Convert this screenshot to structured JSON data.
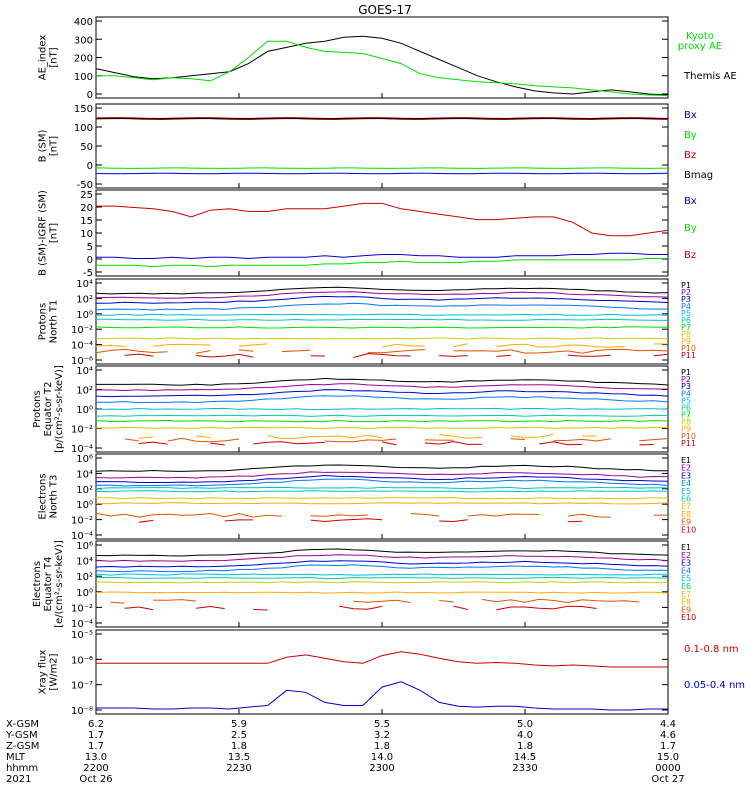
{
  "title": "GOES-17",
  "colors": {
    "black": "#000000",
    "green": "#00dd00",
    "blue": "#0000cc",
    "red": "#cc0000"
  },
  "panels": [
    {
      "id": "ae",
      "ylabel": [
        "AE_index",
        "[nT]"
      ],
      "ticks": [
        "400",
        "300",
        "200",
        "100",
        "0"
      ],
      "legend": [
        {
          "text": "Kyoto",
          "color": "#00dd00"
        },
        {
          "text": "proxy AE",
          "color": "#00dd00"
        },
        {
          "text": "Themis AE",
          "color": "#000000"
        }
      ]
    },
    {
      "id": "bsm",
      "ylabel": [
        "B (SM)",
        "[nT]"
      ],
      "ticks": [
        "150",
        "100",
        "50",
        "0",
        "-50"
      ],
      "legend": [
        {
          "text": "Bx",
          "color": "#0000cc"
        },
        {
          "text": "By",
          "color": "#00dd00"
        },
        {
          "text": "Bz",
          "color": "#cc0000"
        },
        {
          "text": "Bmag",
          "color": "#000000"
        }
      ]
    },
    {
      "id": "bigrf",
      "ylabel": [
        "B (SM)-IGRF (SM)",
        "[nT]"
      ],
      "ticks": [
        "25",
        "20",
        "15",
        "10",
        "5",
        "0",
        "-5"
      ],
      "legend": [
        {
          "text": "Bx",
          "color": "#0000cc"
        },
        {
          "text": "By",
          "color": "#00dd00"
        },
        {
          "text": "Bz",
          "color": "#cc0000"
        }
      ]
    },
    {
      "id": "pnorth",
      "ylabel": [
        "Protons",
        "North T1"
      ],
      "ticks": [
        "10⁴",
        "10²",
        "10⁰",
        "10⁻²",
        "10⁻⁴",
        "10⁻⁶"
      ],
      "legend": [
        "P1",
        "P2",
        "P3",
        "P4",
        "P5",
        "P6",
        "P7",
        "P8",
        "P9",
        "P10",
        "P11"
      ]
    },
    {
      "id": "peq",
      "ylabel": [
        "Protons",
        "Equator T2",
        "[p/(cm²-s-sr-keV)]"
      ],
      "ticks": [
        "10⁴",
        "10²",
        "10⁰",
        "10⁻²",
        "10⁻⁴"
      ],
      "legend": [
        "P1",
        "P2",
        "P3",
        "P4",
        "P5",
        "P6",
        "P7",
        "P8",
        "P9",
        "P10",
        "P11"
      ]
    },
    {
      "id": "enorth",
      "ylabel": [
        "Electrons",
        "North T3"
      ],
      "ticks": [
        "10⁶",
        "10⁴",
        "10²",
        "10⁰",
        "10⁻²",
        "10⁻⁴"
      ],
      "legend": [
        "E1",
        "E2",
        "E3",
        "E4",
        "E5",
        "E6",
        "E7",
        "E8",
        "E9",
        "E10"
      ]
    },
    {
      "id": "eeq",
      "ylabel": [
        "Electrons",
        "Equator T4",
        "[e/(cm²-s-sr-keV)]"
      ],
      "ticks": [
        "10⁶",
        "10⁴",
        "10²",
        "10⁰",
        "10⁻²",
        "10⁻⁴"
      ],
      "legend": [
        "E1",
        "E2",
        "E3",
        "E4",
        "E5",
        "E6",
        "E7",
        "E8",
        "E9",
        "E10"
      ]
    },
    {
      "id": "xray",
      "ylabel": [
        "Xray flux",
        "[W/m2]"
      ],
      "ticks": [
        "10⁻⁵",
        "10⁻⁶",
        "10⁻⁷",
        "10⁻⁸"
      ],
      "legend": [
        {
          "text": "0.1-0.8 nm",
          "color": "#cc0000"
        },
        {
          "text": "0.05-0.4 nm",
          "color": "#0000cc"
        }
      ]
    }
  ],
  "channel_colors_p": [
    "#000000",
    "#990099",
    "#0000cc",
    "#0077ff",
    "#00bbdd",
    "#00ccaa",
    "#00dd00",
    "#cccc00",
    "#ffaa00",
    "#dd5500",
    "#cc0000"
  ],
  "channel_colors_e": [
    "#000000",
    "#990099",
    "#0000cc",
    "#0077ff",
    "#00bbdd",
    "#00ccaa",
    "#cccc00",
    "#ffaa00",
    "#dd5500",
    "#cc0000"
  ],
  "footer": {
    "labels": [
      "X-GSM",
      "Y-GSM",
      "Z-GSM",
      "MLT",
      "hhmm",
      "2021"
    ],
    "columns": [
      [
        "6.2",
        "1.7",
        "1.7",
        "13.0",
        "2200",
        "Oct 26"
      ],
      [
        "5.9",
        "2.5",
        "1.8",
        "13.5",
        "2230",
        ""
      ],
      [
        "5.5",
        "3.2",
        "1.8",
        "14.0",
        "2300",
        ""
      ],
      [
        "5.0",
        "4.0",
        "1.8",
        "14.5",
        "2330",
        ""
      ],
      [
        "4.4",
        "4.6",
        "1.7",
        "15.0",
        "0000",
        "Oct 27"
      ]
    ]
  },
  "chart_data": [
    {
      "type": "line",
      "panel": "ae",
      "x": [
        0,
        2,
        4,
        6,
        8,
        10,
        12,
        14,
        16,
        18,
        20,
        22,
        24,
        26,
        28,
        30,
        32,
        34,
        36,
        38,
        40,
        42,
        44,
        46,
        48,
        50,
        52,
        54,
        56,
        58,
        60
      ],
      "series": [
        {
          "name": "Themis AE",
          "values": [
            145,
            125,
            105,
            95,
            100,
            110,
            120,
            130,
            170,
            230,
            250,
            270,
            280,
            300,
            305,
            295,
            270,
            230,
            190,
            150,
            110,
            80,
            55,
            35,
            25,
            20,
            30,
            40,
            30,
            20,
            15
          ]
        },
        {
          "name": "Kyoto proxy AE",
          "values": [
            110,
            110,
            100,
            90,
            100,
            95,
            85,
            130,
            200,
            280,
            280,
            250,
            230,
            225,
            220,
            195,
            170,
            120,
            100,
            90,
            80,
            75,
            70,
            60,
            55,
            50,
            40,
            30,
            20,
            15,
            12
          ]
        }
      ],
      "ylim": [
        0,
        400
      ]
    },
    {
      "type": "line",
      "panel": "bsm",
      "series": [
        {
          "name": "Bz",
          "values_approx": 122
        },
        {
          "name": "Bmag",
          "values_approx": 122
        },
        {
          "name": "By",
          "values_approx": -8
        },
        {
          "name": "Bx",
          "values_approx": -22
        }
      ],
      "ylim": [
        -60,
        160
      ]
    },
    {
      "type": "line",
      "panel": "bigrf",
      "x": [
        0,
        2,
        4,
        6,
        8,
        10,
        12,
        14,
        16,
        18,
        20,
        22,
        24,
        26,
        28,
        30,
        32,
        34,
        36,
        38,
        40,
        42,
        44,
        46,
        48,
        50,
        52,
        54,
        56,
        58,
        60
      ],
      "series": [
        {
          "name": "Bz",
          "values": [
            20,
            20,
            19.5,
            19,
            18,
            16,
            18.5,
            19,
            18,
            18,
            19,
            19,
            19,
            20,
            21,
            21,
            19,
            18,
            17,
            16,
            15,
            15,
            15.5,
            16,
            16,
            14,
            10,
            9,
            9,
            10,
            11
          ]
        },
        {
          "name": "Bx",
          "values": [
            1,
            1,
            0.5,
            0.5,
            1,
            0.5,
            1,
            1,
            0.5,
            1,
            1,
            1,
            1.5,
            1,
            1.5,
            2,
            2,
            1.5,
            1.5,
            1,
            1,
            1,
            1.5,
            1.5,
            1.5,
            2,
            2,
            2.5,
            2.5,
            2,
            2
          ]
        },
        {
          "name": "By",
          "values": [
            -2,
            -2,
            -2,
            -2.5,
            -2,
            -2,
            -2.5,
            -2,
            -2,
            -2,
            -2,
            -2,
            -1.5,
            -1.5,
            -1,
            -1,
            -0.5,
            -1,
            -1,
            -1,
            -0.5,
            -0.5,
            0,
            0,
            0,
            0,
            0,
            0,
            0,
            0.5,
            0.5
          ]
        }
      ],
      "ylim": [
        -6,
        26
      ]
    },
    {
      "type": "line",
      "panel": "xray",
      "x": [
        0,
        2,
        4,
        6,
        8,
        10,
        12,
        14,
        16,
        18,
        20,
        22,
        24,
        26,
        28,
        30,
        32,
        34,
        36,
        38,
        40,
        42,
        44,
        46,
        48,
        50,
        52,
        54,
        56,
        58,
        60
      ],
      "series": [
        {
          "name": "0.1-0.8 nm",
          "values": [
            7e-07,
            7e-07,
            7e-07,
            7e-07,
            7e-07,
            7e-07,
            7e-07,
            7e-07,
            7e-07,
            7e-07,
            1.2e-06,
            1.5e-06,
            1.1e-06,
            8e-07,
            7e-07,
            1.4e-06,
            2e-06,
            1.6e-06,
            1.1e-06,
            8e-07,
            7e-07,
            7.5e-07,
            7e-07,
            6e-07,
            5.5e-07,
            6e-07,
            5.5e-07,
            5e-07,
            5e-07,
            5e-07,
            5e-07
          ]
        },
        {
          "name": "0.05-0.4 nm",
          "values": [
            1.2e-08,
            1.2e-08,
            1.2e-08,
            1.1e-08,
            1.1e-08,
            1.2e-08,
            1.2e-08,
            1.1e-08,
            1.3e-08,
            1.5e-08,
            6e-08,
            5e-08,
            2e-08,
            1.5e-08,
            1.5e-08,
            8e-08,
            1.3e-07,
            6e-08,
            2e-08,
            1.4e-08,
            1.3e-08,
            1.4e-08,
            1.4e-08,
            1.2e-08,
            1.1e-08,
            1.1e-08,
            1.1e-08,
            1e-08,
            1e-08,
            1.1e-08,
            1.1e-08
          ]
        }
      ],
      "ylim": [
        1e-08,
        1e-05
      ]
    }
  ]
}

## What you are asked to do:
Only lines with "text" are wanted here; list each of them.

## Task response:
          "text": "Kyoto",
          "text": "proxy AE",
          "text": "Themis AE",
          "text": "Bx",
          "text": "By",
          "text": "Bz",
          "text": "Bmag",
          "text": "Bx",
          "text": "By",
          "text": "Bz",
          "text": "0.1-0.8 nm",
          "text": "0.05-0.4 nm",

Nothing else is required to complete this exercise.